**WORK REQUIRED**
Reproduce all of the records exactly.

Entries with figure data
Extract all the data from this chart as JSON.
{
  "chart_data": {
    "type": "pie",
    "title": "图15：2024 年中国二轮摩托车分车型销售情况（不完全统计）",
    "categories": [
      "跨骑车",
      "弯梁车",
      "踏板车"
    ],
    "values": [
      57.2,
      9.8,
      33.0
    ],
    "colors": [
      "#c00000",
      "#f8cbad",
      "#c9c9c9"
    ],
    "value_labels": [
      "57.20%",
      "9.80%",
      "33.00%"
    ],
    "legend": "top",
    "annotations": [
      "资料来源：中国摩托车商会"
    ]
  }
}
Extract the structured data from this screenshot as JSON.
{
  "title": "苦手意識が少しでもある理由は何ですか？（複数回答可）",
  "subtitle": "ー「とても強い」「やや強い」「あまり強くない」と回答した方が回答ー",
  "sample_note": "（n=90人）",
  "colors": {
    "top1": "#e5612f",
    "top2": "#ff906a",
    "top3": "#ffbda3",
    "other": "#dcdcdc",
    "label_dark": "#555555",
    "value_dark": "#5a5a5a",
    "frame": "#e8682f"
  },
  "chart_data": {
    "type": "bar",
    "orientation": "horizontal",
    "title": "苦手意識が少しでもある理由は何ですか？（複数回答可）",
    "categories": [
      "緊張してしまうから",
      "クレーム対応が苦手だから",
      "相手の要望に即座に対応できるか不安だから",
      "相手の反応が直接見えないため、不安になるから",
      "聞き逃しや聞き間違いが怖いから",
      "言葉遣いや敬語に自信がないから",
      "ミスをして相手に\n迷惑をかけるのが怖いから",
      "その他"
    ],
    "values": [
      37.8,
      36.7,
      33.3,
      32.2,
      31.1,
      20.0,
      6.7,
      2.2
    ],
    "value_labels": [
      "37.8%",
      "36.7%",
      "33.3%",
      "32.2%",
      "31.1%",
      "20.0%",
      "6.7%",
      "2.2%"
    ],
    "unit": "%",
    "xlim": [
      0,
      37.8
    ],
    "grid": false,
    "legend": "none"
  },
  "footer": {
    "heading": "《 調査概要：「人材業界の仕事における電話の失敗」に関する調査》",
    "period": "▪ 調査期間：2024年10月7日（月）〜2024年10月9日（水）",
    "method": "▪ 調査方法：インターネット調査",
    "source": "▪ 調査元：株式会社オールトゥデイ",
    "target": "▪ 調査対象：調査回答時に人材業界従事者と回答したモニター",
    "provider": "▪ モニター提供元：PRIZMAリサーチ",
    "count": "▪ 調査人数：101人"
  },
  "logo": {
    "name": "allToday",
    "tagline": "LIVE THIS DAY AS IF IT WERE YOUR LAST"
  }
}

**SOLUTION TO THE PROBLEM**
Extract all the data from this chart as JSON.
{
  "chart_data": {
    "type": "pie",
    "title": "图15：2024 年中国二轮摩托车分车型销售情况（不完全统计）",
    "categories": [
      "跨骑车",
      "弯梁车",
      "踏板车"
    ],
    "values": [
      57.2,
      9.8,
      33.0
    ],
    "colors": [
      "#c00000",
      "#f8cbad",
      "#c9c9c9"
    ],
    "value_labels": [
      "57.20%",
      "9.80%",
      "33.00%"
    ],
    "legend": "top",
    "annotations": [
      "资料来源：中国摩托车商会"
    ]
  }
}
Extract the structured data from this screenshot as JSON.
{
  "title": "苦手意識が少しでもある理由は何ですか？（複数回答可）",
  "subtitle": "ー「とても強い」「やや強い」「あまり強くない」と回答した方が回答ー",
  "sample_note": "（n=90人）",
  "colors": {
    "top1": "#e5612f",
    "top2": "#ff906a",
    "top3": "#ffbda3",
    "other": "#dcdcdc",
    "label_dark": "#555555",
    "value_dark": "#5a5a5a",
    "frame": "#e8682f"
  },
  "chart_data": {
    "type": "bar",
    "orientation": "horizontal",
    "title": "苦手意識が少しでもある理由は何ですか？（複数回答可）",
    "categories": [
      "緊張してしまうから",
      "クレーム対応が苦手だから",
      "相手の要望に即座に対応できるか不安だから",
      "相手の反応が直接見えないため、不安になるから",
      "聞き逃しや聞き間違いが怖いから",
      "言葉遣いや敬語に自信がないから",
      "ミスをして相手に\n迷惑をかけるのが怖いから",
      "その他"
    ],
    "values": [
      37.8,
      36.7,
      33.3,
      32.2,
      31.1,
      20.0,
      6.7,
      2.2
    ],
    "value_labels": [
      "37.8%",
      "36.7%",
      "33.3%",
      "32.2%",
      "31.1%",
      "20.0%",
      "6.7%",
      "2.2%"
    ],
    "unit": "%",
    "xlim": [
      0,
      37.8
    ],
    "grid": false,
    "legend": "none"
  },
  "footer": {
    "heading": "《 調査概要：「人材業界の仕事における電話の失敗」に関する調査》",
    "period": "▪ 調査期間：2024年10月7日（月）〜2024年10月9日（水）",
    "method": "▪ 調査方法：インターネット調査",
    "source": "▪ 調査元：株式会社オールトゥデイ",
    "target": "▪ 調査対象：調査回答時に人材業界従事者と回答したモニター",
    "provider": "▪ モニター提供元：PRIZMAリサーチ",
    "count": "▪ 調査人数：101人"
  },
  "logo": {
    "name": "allToday",
    "tagline": "LIVE THIS DAY AS IF IT WERE YOUR LAST"
  }
}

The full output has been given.